> [Records to use]
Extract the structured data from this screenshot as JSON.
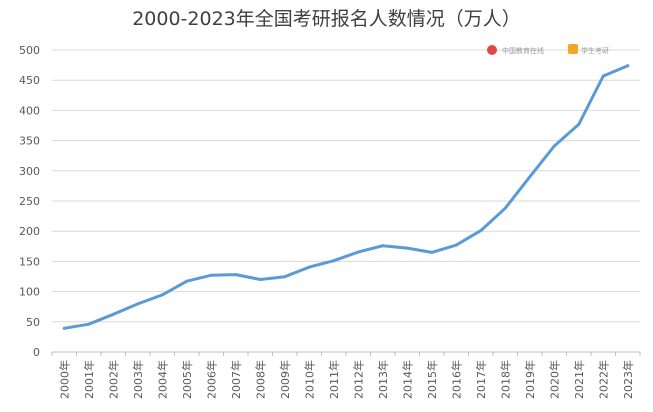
{
  "chart_data": {
    "type": "line",
    "title": "2000-2023年全国考研报名人数情况（万人）",
    "xlabel": "",
    "ylabel": "",
    "ylim": [
      0,
      500
    ],
    "yticks": [
      0,
      50,
      100,
      150,
      200,
      250,
      300,
      350,
      400,
      450,
      500
    ],
    "grid": true,
    "legend": "none",
    "line_color": "#5b9bd5",
    "categories": [
      "2000年",
      "2001年",
      "2002年",
      "2003年",
      "2004年",
      "2005年",
      "2006年",
      "2007年",
      "2008年",
      "2009年",
      "2010年",
      "2011年",
      "2012年",
      "2013年",
      "2014年",
      "2015年",
      "2016年",
      "2017年",
      "2018年",
      "2019年",
      "2020年",
      "2021年",
      "2022年",
      "2023年"
    ],
    "series": [
      {
        "values": [
          39.2,
          46,
          62.4,
          79.7,
          94.5,
          117.2,
          127.1,
          128.2,
          120,
          124.6,
          140.6,
          151.1,
          165.6,
          176,
          172,
          164.9,
          177,
          201,
          238,
          290,
          341,
          377,
          457,
          474
        ]
      }
    ]
  },
  "watermarks": [
    {
      "icon": "red-circle-logo-icon",
      "text": "中国教育在线"
    },
    {
      "icon": "orange-square-logo-icon",
      "text": "学生考研"
    }
  ]
}
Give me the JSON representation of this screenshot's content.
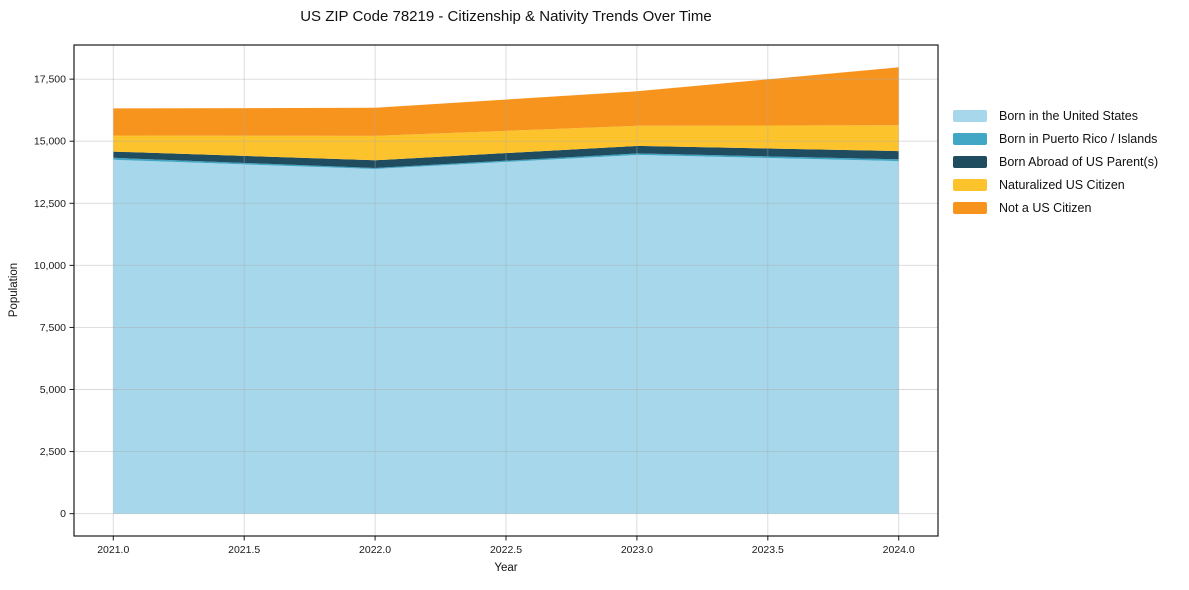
{
  "title": "US ZIP Code 78219 - Citizenship & Nativity Trends Over Time",
  "chart_data": {
    "type": "area",
    "stacked": true,
    "title": "US ZIP Code 78219 - Citizenship & Nativity Trends Over Time",
    "xlabel": "Year",
    "ylabel": "Population",
    "x": [
      2021,
      2022,
      2023,
      2024
    ],
    "series": [
      {
        "name": "Born in the United States",
        "color": "#A6D7EB",
        "values": [
          14250,
          13880,
          14450,
          14200
        ]
      },
      {
        "name": "Born in Puerto Rico / Islands",
        "color": "#42A6C5",
        "values": [
          80,
          40,
          60,
          70
        ]
      },
      {
        "name": "Born Abroad of US Parent(s)",
        "color": "#1F4D5F",
        "values": [
          250,
          310,
          300,
          330
        ]
      },
      {
        "name": "Naturalized US Citizen",
        "color": "#FCC32D",
        "values": [
          650,
          985,
          810,
          1045
        ]
      },
      {
        "name": "Not a US Citizen",
        "color": "#F7941E",
        "values": [
          1090,
          1130,
          1390,
          2330
        ]
      }
    ],
    "totals": [
      16320,
      16345,
      17010,
      17975
    ],
    "x_ticks": [
      {
        "value": 2021.0,
        "label": "2021.0"
      },
      {
        "value": 2021.5,
        "label": "2021.5"
      },
      {
        "value": 2022.0,
        "label": "2022.0"
      },
      {
        "value": 2022.5,
        "label": "2022.5"
      },
      {
        "value": 2023.0,
        "label": "2023.0"
      },
      {
        "value": 2023.5,
        "label": "2023.5"
      },
      {
        "value": 2024.0,
        "label": "2024.0"
      }
    ],
    "y_ticks": [
      {
        "value": 0,
        "label": "0"
      },
      {
        "value": 2500,
        "label": "2,500"
      },
      {
        "value": 5000,
        "label": "5,000"
      },
      {
        "value": 7500,
        "label": "7,500"
      },
      {
        "value": 10000,
        "label": "10,000"
      },
      {
        "value": 12500,
        "label": "12,500"
      },
      {
        "value": 15000,
        "label": "15,000"
      },
      {
        "value": 17500,
        "label": "17,500"
      }
    ],
    "xlim": [
      2020.85,
      2024.15
    ],
    "ylim": [
      -900,
      18875
    ],
    "grid": true,
    "grid_color": "#aaaaaa",
    "spine_color": "#1a1a1a",
    "background": "#ffffff",
    "legend_position": "right-outside"
  }
}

> [Exercise]
Return the material exactly as given, apart from the pictures.

> [Reply to the exercise]
Extract the structured data from this screenshot as JSON.
{
  "chart_data": {
    "type": "line",
    "title": "2000-2023年全国考研报名人数情况（万人）",
    "xlabel": "",
    "ylabel": "",
    "ylim": [
      0,
      500
    ],
    "yticks": [
      0,
      50,
      100,
      150,
      200,
      250,
      300,
      350,
      400,
      450,
      500
    ],
    "grid": true,
    "legend": "none",
    "line_color": "#5b9bd5",
    "categories": [
      "2000年",
      "2001年",
      "2002年",
      "2003年",
      "2004年",
      "2005年",
      "2006年",
      "2007年",
      "2008年",
      "2009年",
      "2010年",
      "2011年",
      "2012年",
      "2013年",
      "2014年",
      "2015年",
      "2016年",
      "2017年",
      "2018年",
      "2019年",
      "2020年",
      "2021年",
      "2022年",
      "2023年"
    ],
    "series": [
      {
        "values": [
          39.2,
          46,
          62.4,
          79.7,
          94.5,
          117.2,
          127.1,
          128.2,
          120,
          124.6,
          140.6,
          151.1,
          165.6,
          176,
          172,
          164.9,
          177,
          201,
          238,
          290,
          341,
          377,
          457,
          474
        ]
      }
    ]
  },
  "watermarks": [
    {
      "icon": "red-circle-logo-icon",
      "text": "中国教育在线"
    },
    {
      "icon": "orange-square-logo-icon",
      "text": "学生考研"
    }
  ]
}
Give me the JSON representation of this screenshot's content.
{
  "title": "US ZIP Code 78219 - Citizenship & Nativity Trends Over Time",
  "chart_data": {
    "type": "area",
    "stacked": true,
    "title": "US ZIP Code 78219 - Citizenship & Nativity Trends Over Time",
    "xlabel": "Year",
    "ylabel": "Population",
    "x": [
      2021,
      2022,
      2023,
      2024
    ],
    "series": [
      {
        "name": "Born in the United States",
        "color": "#A6D7EB",
        "values": [
          14250,
          13880,
          14450,
          14200
        ]
      },
      {
        "name": "Born in Puerto Rico / Islands",
        "color": "#42A6C5",
        "values": [
          80,
          40,
          60,
          70
        ]
      },
      {
        "name": "Born Abroad of US Parent(s)",
        "color": "#1F4D5F",
        "values": [
          250,
          310,
          300,
          330
        ]
      },
      {
        "name": "Naturalized US Citizen",
        "color": "#FCC32D",
        "values": [
          650,
          985,
          810,
          1045
        ]
      },
      {
        "name": "Not a US Citizen",
        "color": "#F7941E",
        "values": [
          1090,
          1130,
          1390,
          2330
        ]
      }
    ],
    "totals": [
      16320,
      16345,
      17010,
      17975
    ],
    "x_ticks": [
      {
        "value": 2021.0,
        "label": "2021.0"
      },
      {
        "value": 2021.5,
        "label": "2021.5"
      },
      {
        "value": 2022.0,
        "label": "2022.0"
      },
      {
        "value": 2022.5,
        "label": "2022.5"
      },
      {
        "value": 2023.0,
        "label": "2023.0"
      },
      {
        "value": 2023.5,
        "label": "2023.5"
      },
      {
        "value": 2024.0,
        "label": "2024.0"
      }
    ],
    "y_ticks": [
      {
        "value": 0,
        "label": "0"
      },
      {
        "value": 2500,
        "label": "2,500"
      },
      {
        "value": 5000,
        "label": "5,000"
      },
      {
        "value": 7500,
        "label": "7,500"
      },
      {
        "value": 10000,
        "label": "10,000"
      },
      {
        "value": 12500,
        "label": "12,500"
      },
      {
        "value": 15000,
        "label": "15,000"
      },
      {
        "value": 17500,
        "label": "17,500"
      }
    ],
    "xlim": [
      2020.85,
      2024.15
    ],
    "ylim": [
      -900,
      18875
    ],
    "grid": true,
    "grid_color": "#aaaaaa",
    "spine_color": "#1a1a1a",
    "background": "#ffffff",
    "legend_position": "right-outside"
  }
}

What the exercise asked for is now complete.